- Exercise instructions:
Pull out every line containing the string "image".

**** Exercise materials ****

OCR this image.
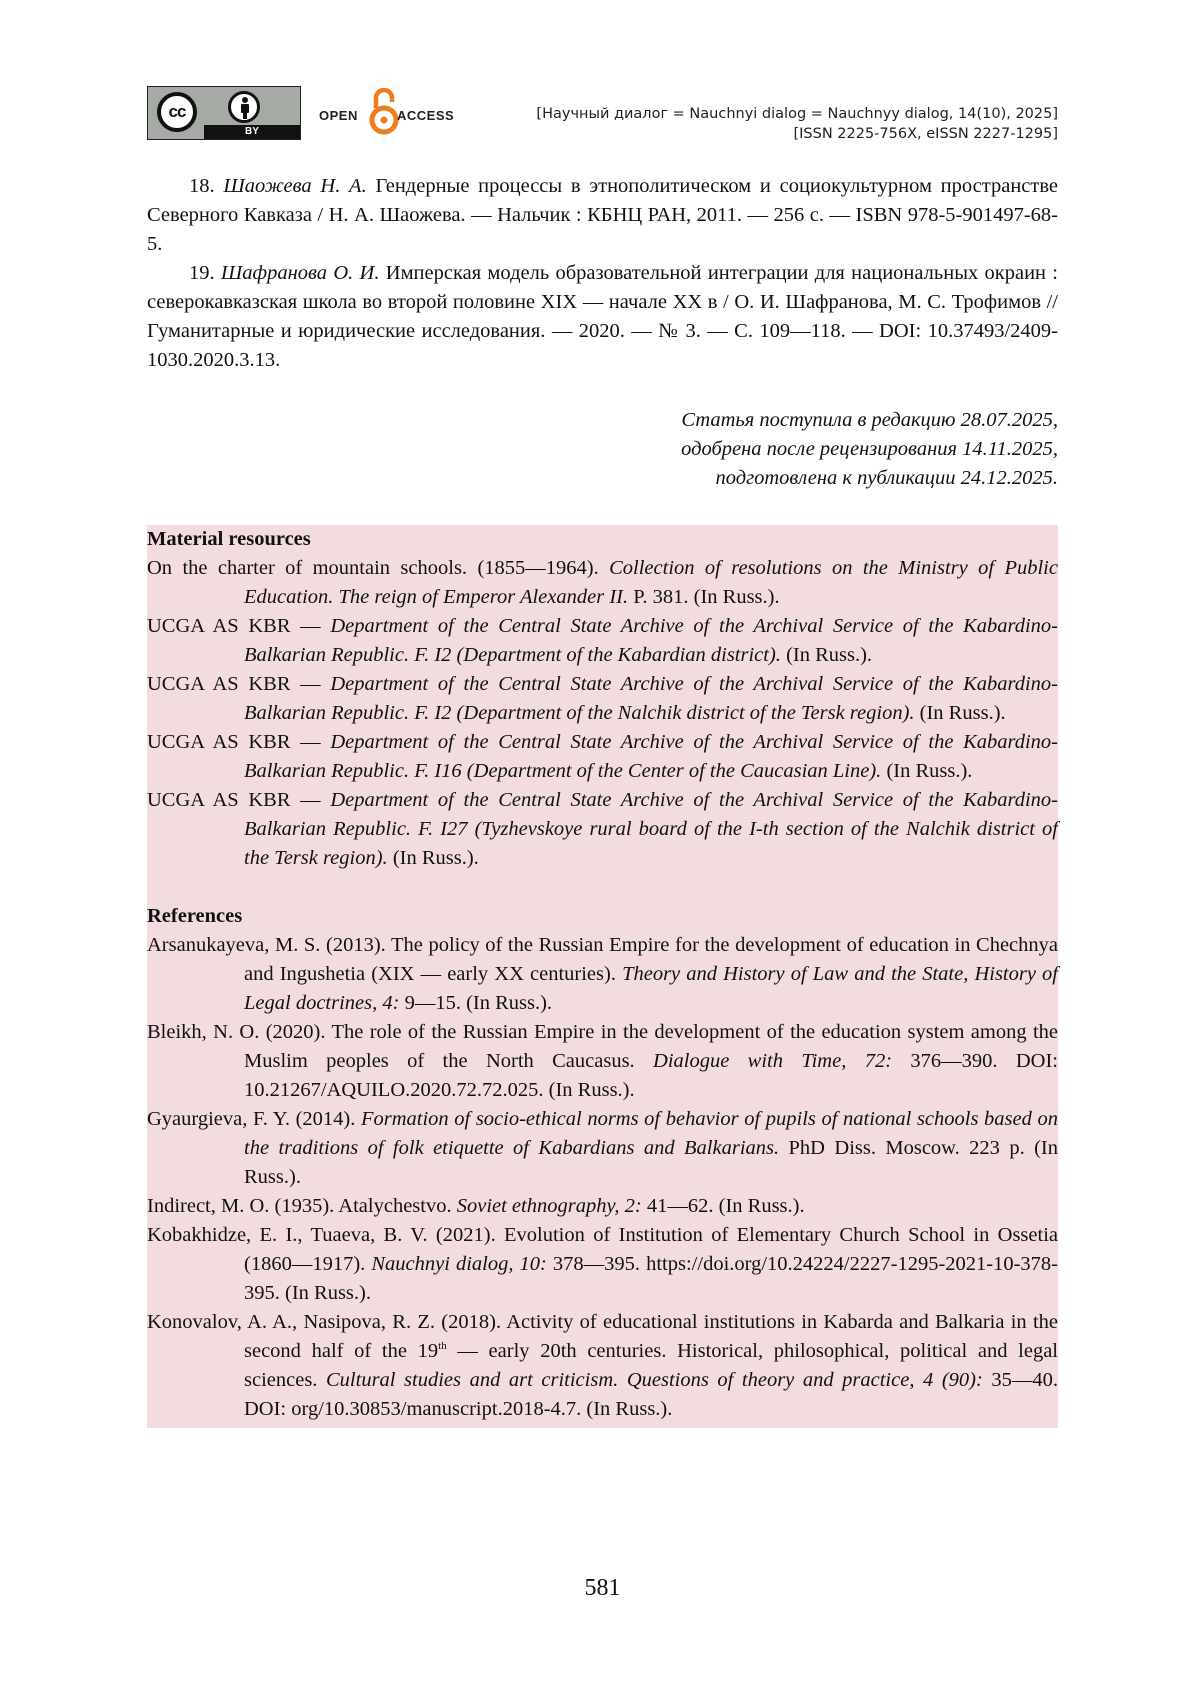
cc
BY
OPEN	ACCESS	[Научный диалог = Nauchnyi dialog = Nauchnyy dialog, 14(10), 2025]
[ISSN 2225-756X, eISSN 2227-1295]

18. Шаожева Н. А. Гендерные процессы в этнополитическом и социокультурном пространстве Северного Кавказа / Н. А. Шаожева. — Нальчик : КБНЦ РАН, 2011. — 256 с. — ISBN 978-5-901497-68-5.

19. Шафранова О. И. Имперская модель образовательной интеграции для национальных окраин : северокавказская школа во второй половине XIX — начале XX в / О. И. Шафранова, М. С. Трофимов // Гуманитарные и юридические исследования. — 2020. — № 3. — С. 109—118. — DOI: 10.37493/2409-1030.2020.3.13.

Статья поступила в редакцию 28.07.2025,
одобрена после рецензирования 14.11.2025,
подготовлена к публикации 24.12.2025.
Material resources
On the charter of mountain schools. (1855—1964). Collection of resolutions on the Ministry of Public Education. The reign of Emperor Alexander II. P. 381. (In Russ.).
UCGA AS KBR — Department of the Central State Archive of the Archival Service of the Kabardino-Balkarian Republic. F. I2 (Department of the Kabardian district). (In Russ.).
UCGA AS KBR — Department of the Central State Archive of the Archival Service of the Kabardino-Balkarian Republic. F. I2 (Department of the Nalchik district of the Tersk region). (In Russ.).
UCGA AS KBR — Department of the Central State Archive of the Archival Service of the Kabardino-Balkarian Republic. F. I16 (Department of the Center of the Caucasian Line). (In Russ.).
UCGA AS KBR — Department of the Central State Archive of the Archival Service of the Kabardino-Balkarian Republic. F. I27 (Tyzhevskoye rural board of the I-th section of the Nalchik district of the Tersk region). (In Russ.).
References
Arsanukayeva, M. S. (2013). The policy of the Russian Empire for the development of education in Chechnya and Ingushetia (XIX — early XX centuries). Theory and History of Law and the State, History of Legal doctrines, 4: 9—15. (In Russ.).
Bleikh, N. O. (2020). The role of the Russian Empire in the development of the education system among the Muslim peoples of the North Caucasus. Dialogue with Time, 72: 376—390. DOI: 10.21267/AQUILO.2020.72.72.025. (In Russ.).
Gyaurgieva, F. Y. (2014). Formation of socio-ethical norms of behavior of pupils of national schools based on the traditions of folk etiquette of Kabardians and Balkarians. PhD Diss. Moscow. 223 p. (In Russ.).
Indirect, M. O. (1935). Atalychestvo. Soviet ethnography, 2: 41—62. (In Russ.).
Kobakhidze, E. I., Tuaeva, B. V. (2021). Evolution of Institution of Elementary Church School in Ossetia (1860—1917). Nauchnyi dialog, 10: 378—395. https://doi.org/10.24224/2227-1295-2021-10-378-395. (In Russ.).
Konovalov, A. A., Nasipova, R. Z. (2018). Activity of educational institutions in Kabarda and Balkaria in the second half of the 19th — early 20th centuries. Historical, philosophical, political and legal sciences. Cultural studies and art criticism. Questions of theory and practice, 4 (90): 35—40. DOI: org/10.30853/manuscript.2018-4.7. (In Russ.).
581
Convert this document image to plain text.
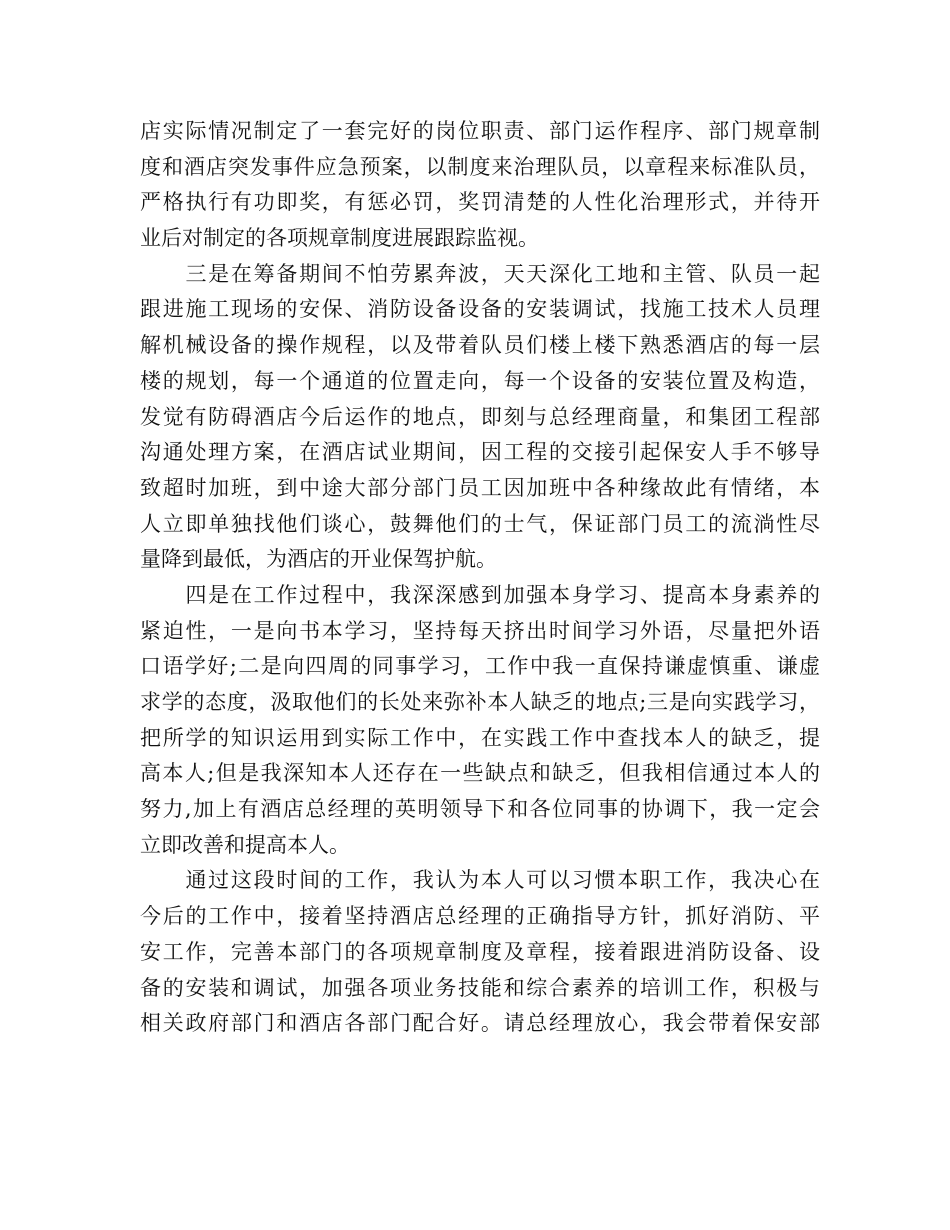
店实际情况制定了一套完好的岗位职责、部门运作程序、部门规章制
度和酒店突发事件应急预案，以制度来治理队员，以章程来标准队员，
严格执行有功即奖，有惩必罚，奖罚清楚的人性化治理形式，并待开
业后对制定的各项规章制度进展跟踪监视。
　　三是在筹备期间不怕劳累奔波，天天深化工地和主管、队员一起
跟进施工现场的安保、消防设备设备的安装调试，找施工技术人员理
解机械设备的操作规程，以及带着队员们楼上楼下熟悉酒店的每一层
楼的规划，每一个通道的位置走向，每一个设备的安装位置及构造，
发觉有防碍酒店今后运作的地点，即刻与总经理商量，和集团工程部
沟通处理方案，在酒店试业期间，因工程的交接引起保安人手不够导
致超时加班，到中途大部分部门员工因加班中各种缘故此有情绪，本
人立即单独找他们谈心，鼓舞他们的士气，保证部门员工的流淌性尽
量降到最低，为酒店的开业保驾护航。
　　四是在工作过程中，我深深感到加强本身学习、提高本身素养的
紧迫性，一是向书本学习，坚持每天挤出时间学习外语，尽量把外语
口语学好;二是向四周的同事学习，工作中我一直保持谦虚慎重、谦虚
求学的态度，汲取他们的长处来弥补本人缺乏的地点;三是向实践学习，
把所学的知识运用到实际工作中，在实践工作中查找本人的缺乏，提
高本人;但是我深知本人还存在一些缺点和缺乏，但我相信通过本人的
努力,加上有酒店总经理的英明领导下和各位同事的协调下，我一定会
立即改善和提高本人。
　　通过这段时间的工作，我认为本人可以习惯本职工作，我决心在
今后的工作中，接着坚持酒店总经理的正确指导方针，抓好消防、平
安工作，完善本部门的各项规章制度及章程，接着跟进消防设备、设
备的安装和调试，加强各项业务技能和综合素养的培训工作，积极与
相关政府部门和酒店各部门配合好。请总经理放心，我会带着保安部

****

- Task solution:
OCR this image.
Convert this document image to plain text.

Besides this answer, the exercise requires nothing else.